* Stored data:
start
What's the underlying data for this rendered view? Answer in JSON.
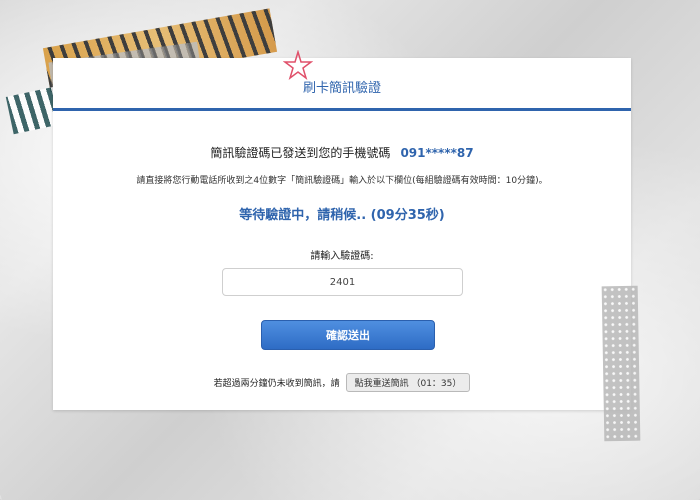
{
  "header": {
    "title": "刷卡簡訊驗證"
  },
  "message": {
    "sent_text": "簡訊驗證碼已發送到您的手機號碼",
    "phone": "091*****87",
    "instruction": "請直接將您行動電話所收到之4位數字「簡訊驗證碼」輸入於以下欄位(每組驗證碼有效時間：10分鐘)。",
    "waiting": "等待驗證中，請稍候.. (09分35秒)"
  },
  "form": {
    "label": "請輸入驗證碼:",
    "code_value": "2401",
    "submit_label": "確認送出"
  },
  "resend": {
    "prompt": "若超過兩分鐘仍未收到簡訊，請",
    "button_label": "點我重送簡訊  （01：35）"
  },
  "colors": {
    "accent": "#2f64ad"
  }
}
end
* Task goal: Leave out all pictures, then copy the remaining material exactly.

* Response to this exercise:
What's the underlying data for this rendered view? Answer in JSON.
{
  "header": {
    "title": "刷卡簡訊驗證"
  },
  "message": {
    "sent_text": "簡訊驗證碼已發送到您的手機號碼",
    "phone": "091*****87",
    "instruction": "請直接將您行動電話所收到之4位數字「簡訊驗證碼」輸入於以下欄位(每組驗證碼有效時間：10分鐘)。",
    "waiting": "等待驗證中，請稍候.. (09分35秒)"
  },
  "form": {
    "label": "請輸入驗證碼:",
    "code_value": "2401",
    "submit_label": "確認送出"
  },
  "resend": {
    "prompt": "若超過兩分鐘仍未收到簡訊，請",
    "button_label": "點我重送簡訊  （01：35）"
  },
  "colors": {
    "accent": "#2f64ad"
  }
}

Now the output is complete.